+++ TASK DATA

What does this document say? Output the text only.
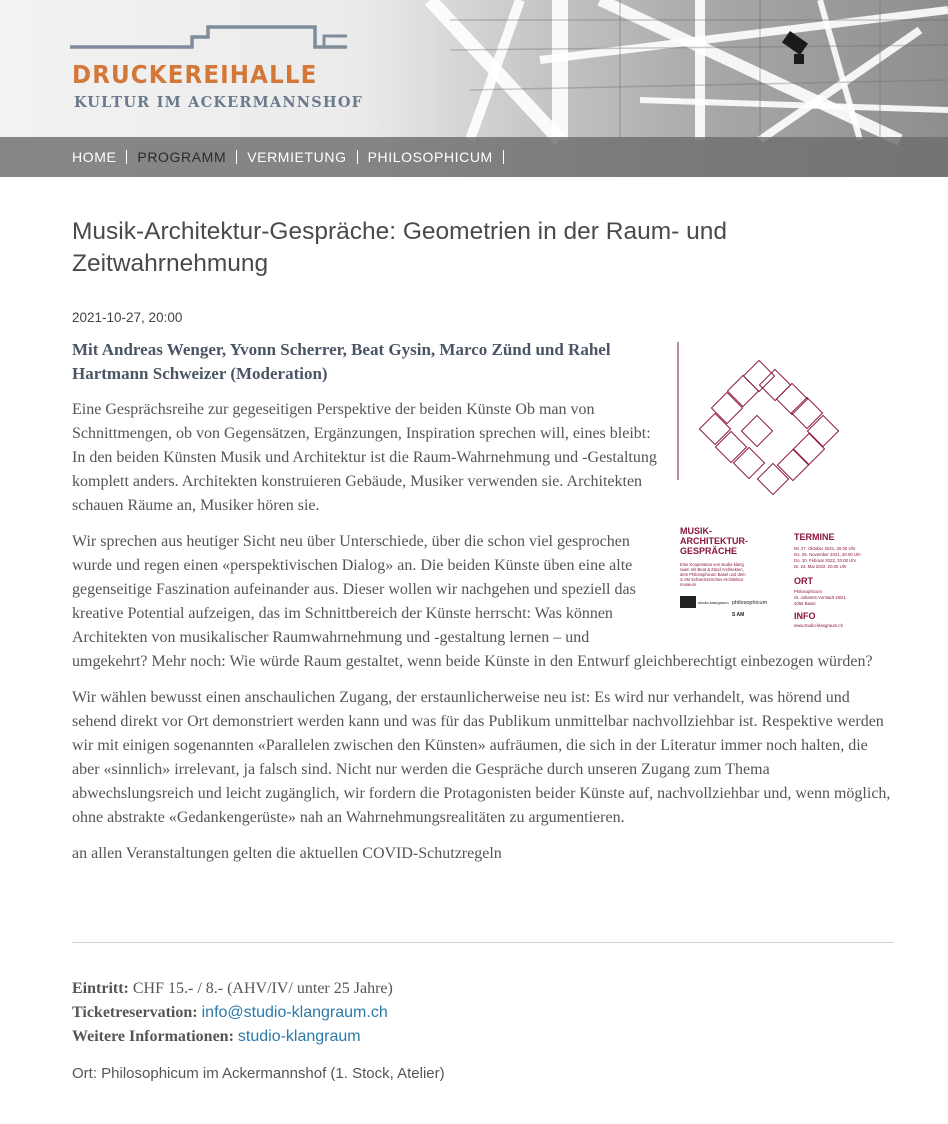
DRUCKEREIHALLE
KULTUR IM ACKERMANNSHOF
HOME	PROGRAMM	VERMIETUNG	PHILOSOPHICUM
Musik-Architektur-Gespräche: Geometrien in der Raum- und Zeitwahrnehmung
2021-10-27, 20:00
MUSIK- ARCHITEKTUR- GESPRÄCHE
Eine Kooperation von studio-klang raum mit Beat & Zünd Architekten, dem Philosophicum Basel und dem S AM Schweizerisches Architektur museum
studio-klangraum philosophicum
S AM
TERMINE
Mi. 27. Oktober 2021, 20.00 Uhr Do. 25. November 2021, 20.00 Uhr Do. 10. Februar 2022, 20.00 Uhr Di. 24. Mai 2022, 20.00 Uhr
ORT
Philosophicum St. Johanns-Vorstadt 19/21 4056 Basel
INFO
www.studio-klangraum.ch

Mit Andreas Wenger, Yvonn Scherrer, Beat Gysin, Marco Zünd und Rahel Hartmann Schweizer (Moderation)

Eine Gesprächsreihe zur gegeseitigen Perspektive der beiden Künste Ob man von Schnittmengen, ob von Gegensätzen, Ergänzungen, Inspiration sprechen will, eines bleibt: In den beiden Künsten Musik und Architektur ist die Raum-Wahrnehmung und -Gestaltung komplett anders. Architekten konstruieren Gebäude, Musiker verwenden sie. Architekten schauen Räume an, Musiker hören sie.

Wir sprechen aus heutiger Sicht neu über Unterschiede, über die schon viel gesprochen wurde und regen einen «perspektivischen Dialog» an. Die beiden Künste üben eine alte gegenseitige Faszination aufeinander aus. Dieser wollen wir nachgehen und speziell das kreative Potential aufzeigen, das im Schnittbereich der Künste herrscht: Was können Architekten von musikalischer Raumwahrnehmung und -gestaltung lernen – und umgekehrt? Mehr noch: Wie würde Raum gestaltet, wenn beide Künste in den Entwurf gleichberechtigt einbezogen würden?

Wir wählen bewusst einen anschaulichen Zugang, der erstaunlicherweise neu ist: Es wird nur verhandelt, was hörend und sehend direkt vor Ort demonstriert werden kann und was für das Publikum unmittelbar nachvollziehbar ist. Respektive werden wir mit einigen sogenannten «Parallelen zwischen den Künsten» aufräumen, die sich in der Literatur immer noch halten, die aber «sinnlich» irrelevant, ja falsch sind. Nicht nur werden die Gespräche durch unseren Zugang zum Thema abwechslungsreich und leicht zugänglich, wir fordern die Protagonisten beider Künste auf, nachvollziehbar und, wenn möglich, ohne abstrakte «Gedankengerüste» nah an Wahrnehmungsrealitäten zu argumentieren.

an allen Veranstaltungen gelten die aktuellen COVID-Schutzregeln

Eintritt: CHF 15.- / 8.- (AHV/IV/ unter 25 Jahre)
Ticketreservation: info@studio-klangraum.ch
Weitere Informationen: studio-klangraum
Ort: Philosophicum im Ackermannshof (1. Stock, Atelier)
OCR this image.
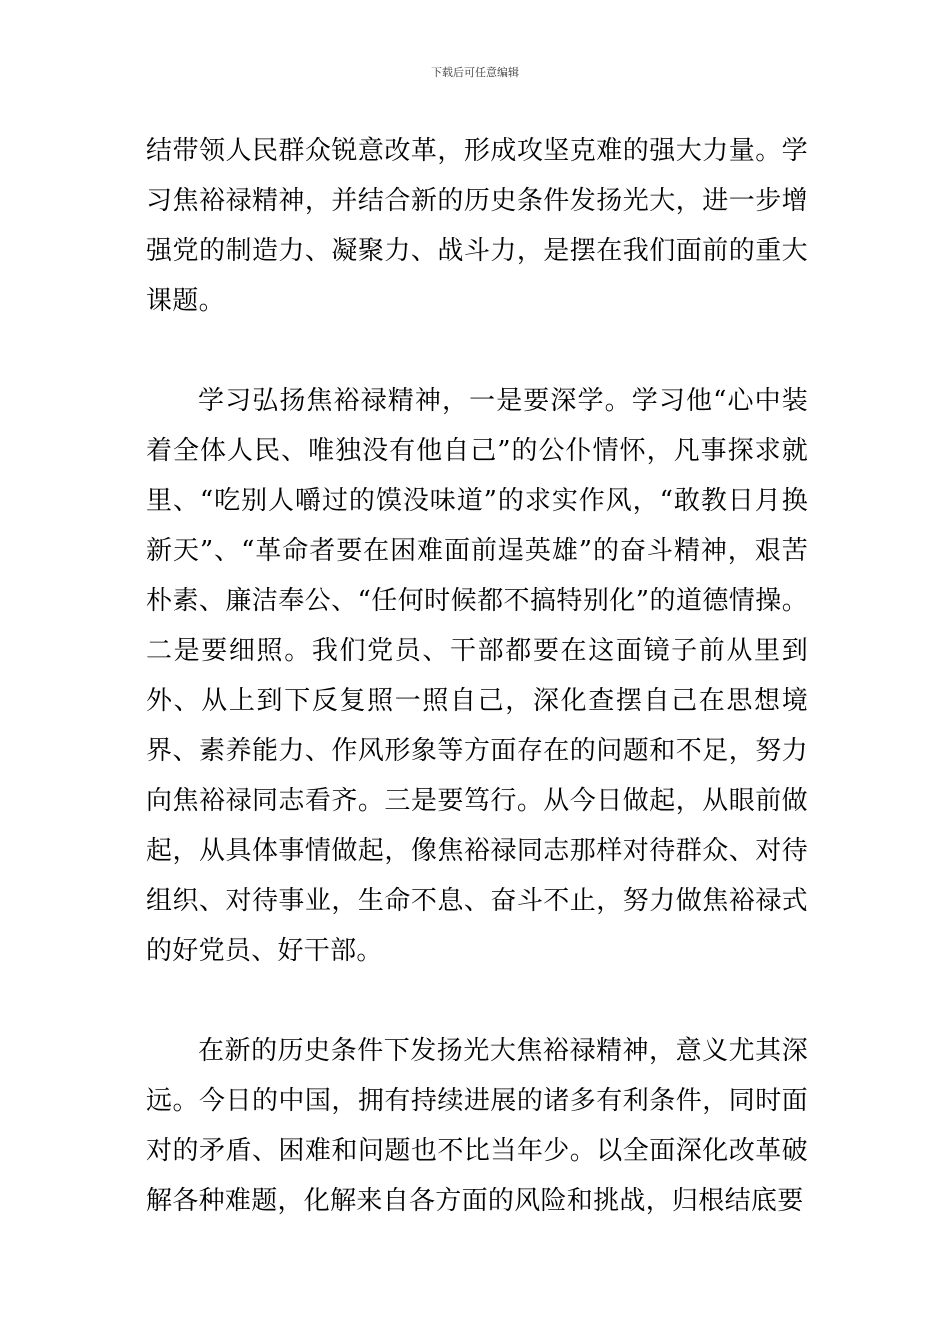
下载后可任意编辑

结带领人民群众锐意改革，形成攻坚克难的强大力量。学习焦裕禄精神，并结合新的历史条件发扬光大，进一步增强党的制造力、凝聚力、战斗力，是摆在我们面前的重大课题。

学习弘扬焦裕禄精神，一是要深学。学习他“心中装着全体人民、唯独没有他自己”的公仆情怀，凡事探求就里、“吃别人嚼过的馍没味道”的求实作风，“敢教日月换新天”、“革命者要在困难面前逞英雄”的奋斗精神，艰苦朴素、廉洁奉公、“任何时候都不搞特别化”的道德情操。二是要细照。我们党员、干部都要在这面镜子前从里到外、从上到下反复照一照自己，深化查摆自己在思想境界、素养能力、作风形象等方面存在的问题和不足，努力向焦裕禄同志看齐。三是要笃行。从今日做起，从眼前做起，从具体事情做起，像焦裕禄同志那样对待群众、对待组织、对待事业，生命不息、奋斗不止，努力做焦裕禄式的好党员、好干部。

在新的历史条件下发扬光大焦裕禄精神，意义尤其深远。今日的中国，拥有持续进展的诸多有利条件，同时面对的矛盾、困难和问题也不比当年少。以全面深化改革破解各种难题，化解来自各方面的风险和挑战，归根结底要
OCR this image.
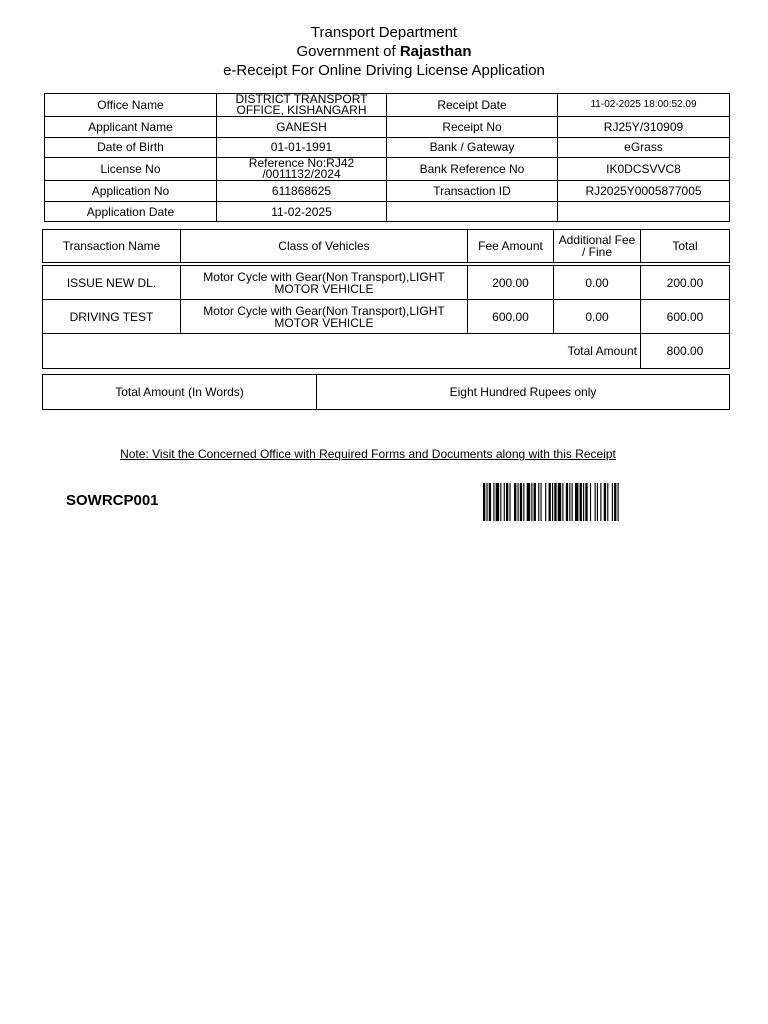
Transport Department
Government of Rajasthan
e-Receipt For Online Driving License Application
Office Name	DISTRICT TRANSPORT OFFICE, KISHANGARH	Receipt Date	11-02-2025 18:00:52.09
Applicant Name	GANESH	Receipt No	RJ25Y/310909
Date of Birth	01-01-1991	Bank / Gateway	eGrass
License No	Reference No:RJ42 /0011132/2024	Bank Reference No	IK0DCSVVC8
Application No	611868625	Transaction ID	RJ2025Y0005877005
Application Date	11-02-2025		
Transaction Name	Class of Vehicles	Fee Amount	Additional Fee / Fine	Total

ISSUE NEW DL.	Motor Cycle with Gear(Non Transport),LIGHT MOTOR VEHICLE	200.00	0.00	200.00
DRIVING TEST	Motor Cycle with Gear(Non Transport),LIGHT MOTOR VEHICLE	600.00	0.00	600.00
Total Amount				800.00
Total Amount (In Words)	Eight Hundred Rupees only
Note: Visit the Concerned Office with Required Forms and Documents along with this Receipt
SOWRCP001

++++++

§ GIVEN EXERCISE
Pull out every line in the data above that has the word "LIGHT".

§ ANSWER TO THE PROBLEM
ISSUE NEW DL.	Motor Cycle with Gear(Non Transport),LIGHT MOTOR VEHICLE	200.00	0.00	200.00
DRIVING TEST	Motor Cycle with Gear(Non Transport),LIGHT MOTOR VEHICLE	600.00	0.00	600.00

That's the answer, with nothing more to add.